It is required that all of the data be written out exactly.

----------------

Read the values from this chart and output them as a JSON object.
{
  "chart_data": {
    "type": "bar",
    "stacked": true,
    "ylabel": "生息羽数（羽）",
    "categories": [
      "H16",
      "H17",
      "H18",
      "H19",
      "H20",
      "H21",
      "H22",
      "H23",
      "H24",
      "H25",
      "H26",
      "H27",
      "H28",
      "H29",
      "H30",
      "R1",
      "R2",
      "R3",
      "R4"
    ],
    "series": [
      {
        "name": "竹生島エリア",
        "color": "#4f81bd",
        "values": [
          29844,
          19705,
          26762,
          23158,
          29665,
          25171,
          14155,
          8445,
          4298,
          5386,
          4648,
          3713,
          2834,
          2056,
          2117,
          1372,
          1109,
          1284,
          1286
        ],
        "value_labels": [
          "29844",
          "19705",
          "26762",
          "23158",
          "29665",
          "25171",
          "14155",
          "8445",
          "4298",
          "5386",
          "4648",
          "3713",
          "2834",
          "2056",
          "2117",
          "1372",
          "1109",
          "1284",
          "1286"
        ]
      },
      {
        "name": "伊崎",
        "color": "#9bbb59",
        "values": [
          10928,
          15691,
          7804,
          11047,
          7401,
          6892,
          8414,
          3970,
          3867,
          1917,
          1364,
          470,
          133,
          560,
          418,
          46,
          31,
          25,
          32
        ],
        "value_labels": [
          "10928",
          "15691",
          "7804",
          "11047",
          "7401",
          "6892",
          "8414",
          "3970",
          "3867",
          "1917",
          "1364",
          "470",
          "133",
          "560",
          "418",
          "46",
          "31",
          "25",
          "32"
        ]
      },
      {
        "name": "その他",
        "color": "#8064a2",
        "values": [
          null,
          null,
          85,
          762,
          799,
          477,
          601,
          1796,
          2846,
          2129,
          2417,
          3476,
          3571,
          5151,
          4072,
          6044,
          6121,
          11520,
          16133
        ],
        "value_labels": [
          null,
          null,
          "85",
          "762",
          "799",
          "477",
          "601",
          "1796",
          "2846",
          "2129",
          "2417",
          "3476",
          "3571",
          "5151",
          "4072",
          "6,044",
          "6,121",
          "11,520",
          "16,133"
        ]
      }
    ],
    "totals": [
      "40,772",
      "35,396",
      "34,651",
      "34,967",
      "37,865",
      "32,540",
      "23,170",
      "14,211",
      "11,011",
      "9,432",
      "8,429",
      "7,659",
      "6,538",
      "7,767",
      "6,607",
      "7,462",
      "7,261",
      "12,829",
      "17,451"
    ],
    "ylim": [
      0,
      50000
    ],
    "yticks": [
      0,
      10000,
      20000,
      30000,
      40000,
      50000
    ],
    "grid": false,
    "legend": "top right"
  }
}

----------------

Task result:
Read the values from this chart and output them as a JSON object.
{
  "chart_data": {
    "type": "bar",
    "stacked": true,
    "ylabel": "生息羽数（羽）",
    "categories": [
      "H16",
      "H17",
      "H18",
      "H19",
      "H20",
      "H21",
      "H22",
      "H23",
      "H24",
      "H25",
      "H26",
      "H27",
      "H28",
      "H29",
      "H30",
      "R1",
      "R2",
      "R3",
      "R4"
    ],
    "series": [
      {
        "name": "竹生島エリア",
        "color": "#4f81bd",
        "values": [
          29844,
          19705,
          26762,
          23158,
          29665,
          25171,
          14155,
          8445,
          4298,
          5386,
          4648,
          3713,
          2834,
          2056,
          2117,
          1372,
          1109,
          1284,
          1286
        ],
        "value_labels": [
          "29844",
          "19705",
          "26762",
          "23158",
          "29665",
          "25171",
          "14155",
          "8445",
          "4298",
          "5386",
          "4648",
          "3713",
          "2834",
          "2056",
          "2117",
          "1372",
          "1109",
          "1284",
          "1286"
        ]
      },
      {
        "name": "伊崎",
        "color": "#9bbb59",
        "values": [
          10928,
          15691,
          7804,
          11047,
          7401,
          6892,
          8414,
          3970,
          3867,
          1917,
          1364,
          470,
          133,
          560,
          418,
          46,
          31,
          25,
          32
        ],
        "value_labels": [
          "10928",
          "15691",
          "7804",
          "11047",
          "7401",
          "6892",
          "8414",
          "3970",
          "3867",
          "1917",
          "1364",
          "470",
          "133",
          "560",
          "418",
          "46",
          "31",
          "25",
          "32"
        ]
      },
      {
        "name": "その他",
        "color": "#8064a2",
        "values": [
          null,
          null,
          85,
          762,
          799,
          477,
          601,
          1796,
          2846,
          2129,
          2417,
          3476,
          3571,
          5151,
          4072,
          6044,
          6121,
          11520,
          16133
        ],
        "value_labels": [
          null,
          null,
          "85",
          "762",
          "799",
          "477",
          "601",
          "1796",
          "2846",
          "2129",
          "2417",
          "3476",
          "3571",
          "5151",
          "4072",
          "6,044",
          "6,121",
          "11,520",
          "16,133"
        ]
      }
    ],
    "totals": [
      "40,772",
      "35,396",
      "34,651",
      "34,967",
      "37,865",
      "32,540",
      "23,170",
      "14,211",
      "11,011",
      "9,432",
      "8,429",
      "7,659",
      "6,538",
      "7,767",
      "6,607",
      "7,462",
      "7,261",
      "12,829",
      "17,451"
    ],
    "ylim": [
      0,
      50000
    ],
    "yticks": [
      0,
      10000,
      20000,
      30000,
      40000,
      50000
    ],
    "grid": false,
    "legend": "top right"
  }
}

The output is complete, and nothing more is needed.